**Dataset excerpts**

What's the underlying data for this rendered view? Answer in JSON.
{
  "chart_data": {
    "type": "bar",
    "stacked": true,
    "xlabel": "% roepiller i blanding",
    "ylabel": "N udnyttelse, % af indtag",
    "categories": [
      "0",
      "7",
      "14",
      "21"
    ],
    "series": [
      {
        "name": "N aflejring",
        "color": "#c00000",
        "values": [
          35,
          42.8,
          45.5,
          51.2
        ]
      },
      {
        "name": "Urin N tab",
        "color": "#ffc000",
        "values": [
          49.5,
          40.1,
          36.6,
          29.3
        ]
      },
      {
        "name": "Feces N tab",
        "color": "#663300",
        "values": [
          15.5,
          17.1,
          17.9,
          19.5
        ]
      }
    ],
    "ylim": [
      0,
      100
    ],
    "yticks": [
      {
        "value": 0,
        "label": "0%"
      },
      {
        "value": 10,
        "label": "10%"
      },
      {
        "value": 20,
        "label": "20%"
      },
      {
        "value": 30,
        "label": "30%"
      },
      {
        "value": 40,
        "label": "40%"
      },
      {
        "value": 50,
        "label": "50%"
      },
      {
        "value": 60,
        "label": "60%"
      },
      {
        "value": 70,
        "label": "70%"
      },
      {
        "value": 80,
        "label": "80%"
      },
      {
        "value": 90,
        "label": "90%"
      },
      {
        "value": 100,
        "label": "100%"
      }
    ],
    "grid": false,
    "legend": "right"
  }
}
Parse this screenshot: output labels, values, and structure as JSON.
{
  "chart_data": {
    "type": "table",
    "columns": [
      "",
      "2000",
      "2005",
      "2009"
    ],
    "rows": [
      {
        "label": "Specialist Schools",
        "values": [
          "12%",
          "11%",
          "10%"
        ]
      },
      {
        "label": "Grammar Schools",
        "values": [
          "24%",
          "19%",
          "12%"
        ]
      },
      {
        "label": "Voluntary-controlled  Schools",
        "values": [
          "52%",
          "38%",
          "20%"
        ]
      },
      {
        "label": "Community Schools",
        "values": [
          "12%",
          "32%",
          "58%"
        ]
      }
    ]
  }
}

**What this task involves**
Retype exactly the lines from the one containing "Parse this screenshot: output" through the last line of the records above, including both.

**Reply to the task**
Parse this screenshot: output labels, values, and structure as JSON.
{
  "chart_data": {
    "type": "table",
    "columns": [
      "",
      "2000",
      "2005",
      "2009"
    ],
    "rows": [
      {
        "label": "Specialist Schools",
        "values": [
          "12%",
          "11%",
          "10%"
        ]
      },
      {
        "label": "Grammar Schools",
        "values": [
          "24%",
          "19%",
          "12%"
        ]
      },
      {
        "label": "Voluntary-controlled  Schools",
        "values": [
          "52%",
          "38%",
          "20%"
        ]
      },
      {
        "label": "Community Schools",
        "values": [
          "12%",
          "32%",
          "58%"
        ]
      }
    ]
  }
}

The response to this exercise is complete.